EXERCISE PROMPT: Give the number of lines containing the word "Tensile" and nothing more.

Data records:
-*-
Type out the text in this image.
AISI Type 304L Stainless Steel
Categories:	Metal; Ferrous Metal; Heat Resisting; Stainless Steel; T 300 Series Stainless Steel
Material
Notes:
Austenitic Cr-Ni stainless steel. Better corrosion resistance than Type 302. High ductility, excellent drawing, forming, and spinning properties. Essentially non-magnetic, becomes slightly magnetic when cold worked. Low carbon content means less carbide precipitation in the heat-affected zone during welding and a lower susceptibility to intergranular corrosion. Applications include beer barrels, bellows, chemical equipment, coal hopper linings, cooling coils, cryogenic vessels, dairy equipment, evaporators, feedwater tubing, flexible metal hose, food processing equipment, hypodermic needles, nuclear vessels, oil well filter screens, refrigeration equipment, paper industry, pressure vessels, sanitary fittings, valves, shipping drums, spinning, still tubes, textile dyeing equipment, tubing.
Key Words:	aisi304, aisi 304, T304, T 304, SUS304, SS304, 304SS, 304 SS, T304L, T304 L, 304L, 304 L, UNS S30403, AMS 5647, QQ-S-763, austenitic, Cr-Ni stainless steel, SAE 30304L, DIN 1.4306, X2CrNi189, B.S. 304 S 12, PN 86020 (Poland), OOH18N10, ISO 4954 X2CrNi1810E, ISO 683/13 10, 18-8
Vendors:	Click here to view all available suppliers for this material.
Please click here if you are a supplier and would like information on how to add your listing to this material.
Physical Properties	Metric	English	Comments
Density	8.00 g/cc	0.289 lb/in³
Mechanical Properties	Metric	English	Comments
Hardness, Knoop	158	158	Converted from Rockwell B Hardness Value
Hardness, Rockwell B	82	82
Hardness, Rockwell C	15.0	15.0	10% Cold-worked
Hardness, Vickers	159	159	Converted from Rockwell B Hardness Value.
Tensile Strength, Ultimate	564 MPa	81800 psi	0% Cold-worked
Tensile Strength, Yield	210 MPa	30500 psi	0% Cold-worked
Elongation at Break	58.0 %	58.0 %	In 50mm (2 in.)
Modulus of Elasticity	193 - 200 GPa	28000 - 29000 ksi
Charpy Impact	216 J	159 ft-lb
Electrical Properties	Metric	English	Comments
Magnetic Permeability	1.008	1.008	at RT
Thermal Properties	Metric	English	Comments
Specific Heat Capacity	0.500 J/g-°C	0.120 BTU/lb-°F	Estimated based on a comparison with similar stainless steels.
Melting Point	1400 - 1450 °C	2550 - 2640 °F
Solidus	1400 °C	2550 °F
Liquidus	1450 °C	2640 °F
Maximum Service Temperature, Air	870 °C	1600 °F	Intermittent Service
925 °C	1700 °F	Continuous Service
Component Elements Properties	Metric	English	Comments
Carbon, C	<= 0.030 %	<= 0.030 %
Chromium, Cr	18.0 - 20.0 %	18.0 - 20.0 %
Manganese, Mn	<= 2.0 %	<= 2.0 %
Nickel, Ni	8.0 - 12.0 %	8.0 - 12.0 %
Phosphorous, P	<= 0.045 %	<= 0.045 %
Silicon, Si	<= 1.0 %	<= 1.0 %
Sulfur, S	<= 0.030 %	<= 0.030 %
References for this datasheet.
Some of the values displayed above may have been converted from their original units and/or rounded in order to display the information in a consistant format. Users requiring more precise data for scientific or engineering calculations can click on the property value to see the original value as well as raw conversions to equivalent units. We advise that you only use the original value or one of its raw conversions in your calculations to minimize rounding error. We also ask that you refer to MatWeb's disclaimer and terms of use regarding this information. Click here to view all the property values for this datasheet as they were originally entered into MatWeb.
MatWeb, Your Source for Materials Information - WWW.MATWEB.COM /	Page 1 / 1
-*-
ANSWER IN FULL: 2